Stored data
______________________________
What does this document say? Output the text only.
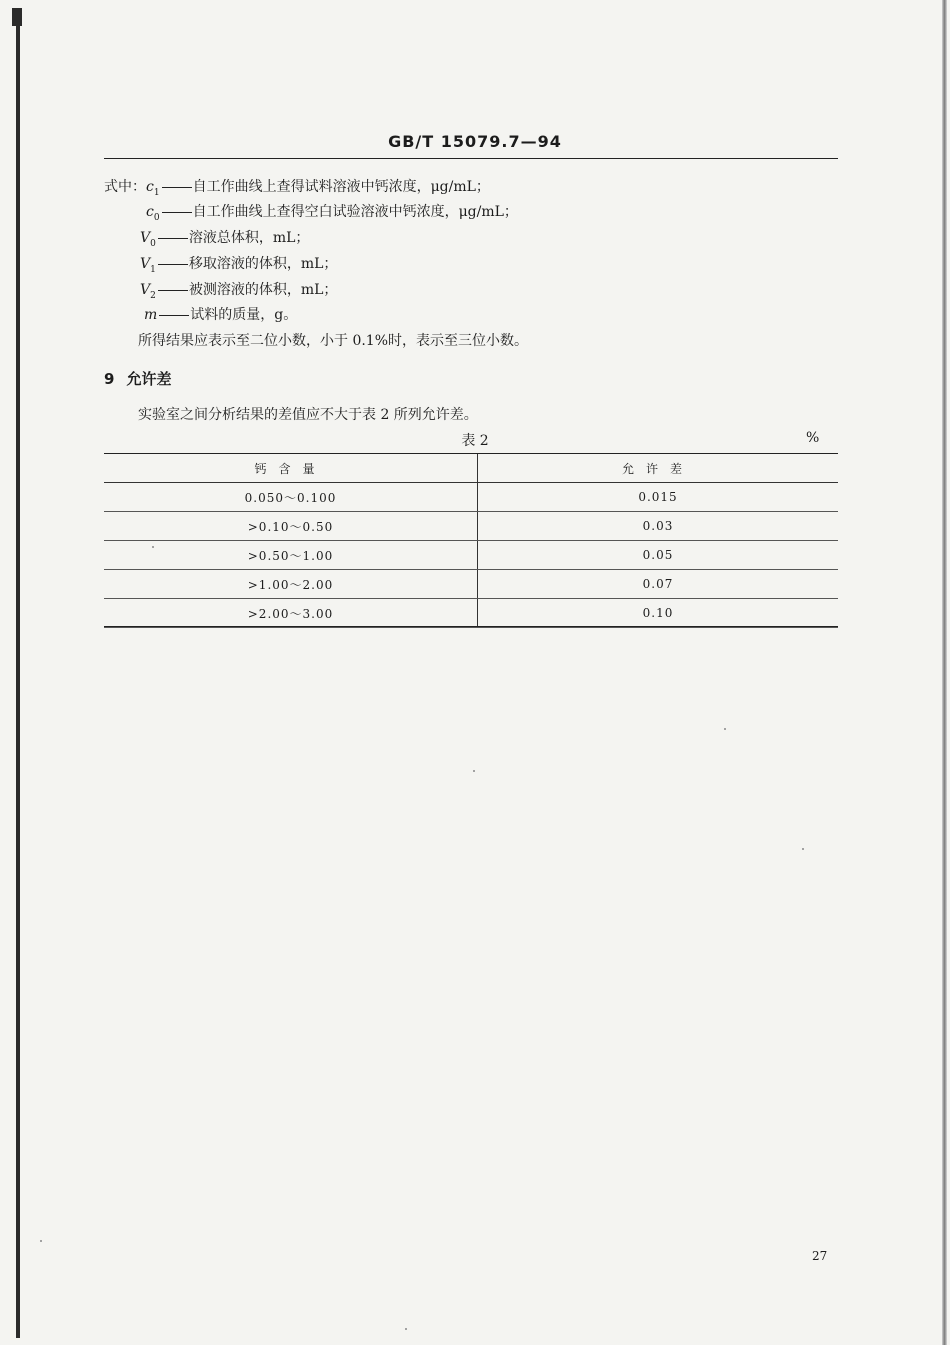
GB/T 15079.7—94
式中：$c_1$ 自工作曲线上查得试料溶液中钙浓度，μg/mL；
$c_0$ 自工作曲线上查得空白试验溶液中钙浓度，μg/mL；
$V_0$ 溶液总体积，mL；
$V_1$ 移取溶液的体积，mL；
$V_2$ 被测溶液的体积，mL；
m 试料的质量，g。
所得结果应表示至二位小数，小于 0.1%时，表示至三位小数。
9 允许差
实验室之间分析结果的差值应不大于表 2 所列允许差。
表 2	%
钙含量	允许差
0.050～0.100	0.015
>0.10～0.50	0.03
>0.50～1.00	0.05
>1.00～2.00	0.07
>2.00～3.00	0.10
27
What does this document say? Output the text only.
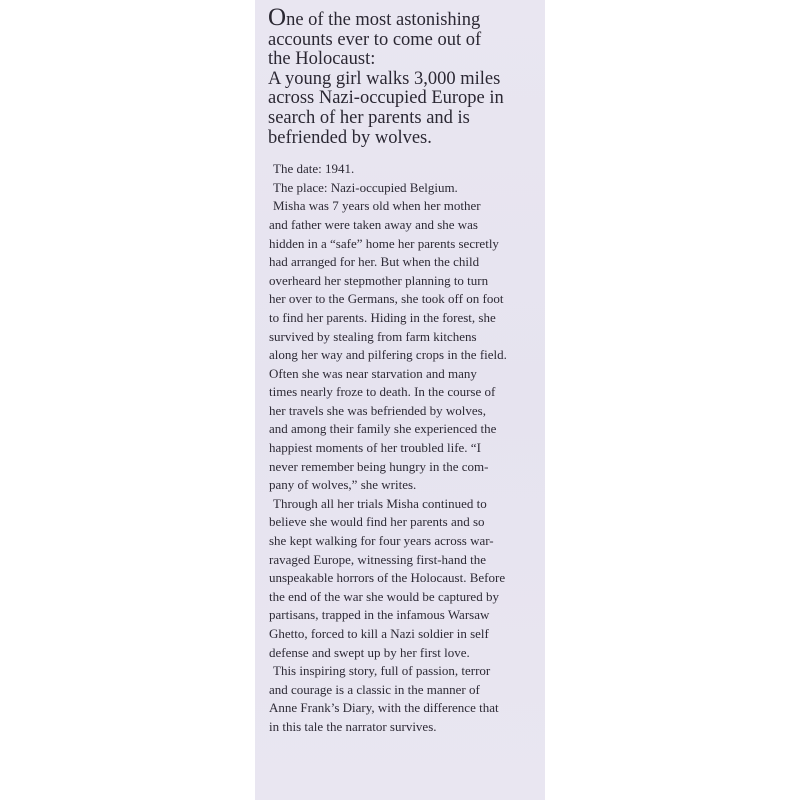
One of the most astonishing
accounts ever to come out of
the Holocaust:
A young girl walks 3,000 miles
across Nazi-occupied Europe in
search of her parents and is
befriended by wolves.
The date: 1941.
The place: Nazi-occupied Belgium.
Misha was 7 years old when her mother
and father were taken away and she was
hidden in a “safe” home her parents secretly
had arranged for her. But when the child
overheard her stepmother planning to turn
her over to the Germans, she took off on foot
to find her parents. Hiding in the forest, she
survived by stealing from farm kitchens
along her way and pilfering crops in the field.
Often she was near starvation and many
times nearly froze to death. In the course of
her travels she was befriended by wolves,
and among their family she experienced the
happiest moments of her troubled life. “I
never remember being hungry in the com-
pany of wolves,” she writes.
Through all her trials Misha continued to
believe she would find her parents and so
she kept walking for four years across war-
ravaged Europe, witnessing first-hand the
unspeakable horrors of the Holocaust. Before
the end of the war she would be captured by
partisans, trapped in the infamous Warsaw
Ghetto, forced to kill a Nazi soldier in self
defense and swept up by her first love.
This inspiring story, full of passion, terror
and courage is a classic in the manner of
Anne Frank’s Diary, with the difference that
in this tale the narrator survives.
______________________________
__Given problem__. Whenever "Nazi" turns up in a line, pick that line out.

__Exercise output__.
across Nazi-occupied Europe in
The place: Nazi-occupied Belgium.
Ghetto, forced to kill a Nazi soldier in self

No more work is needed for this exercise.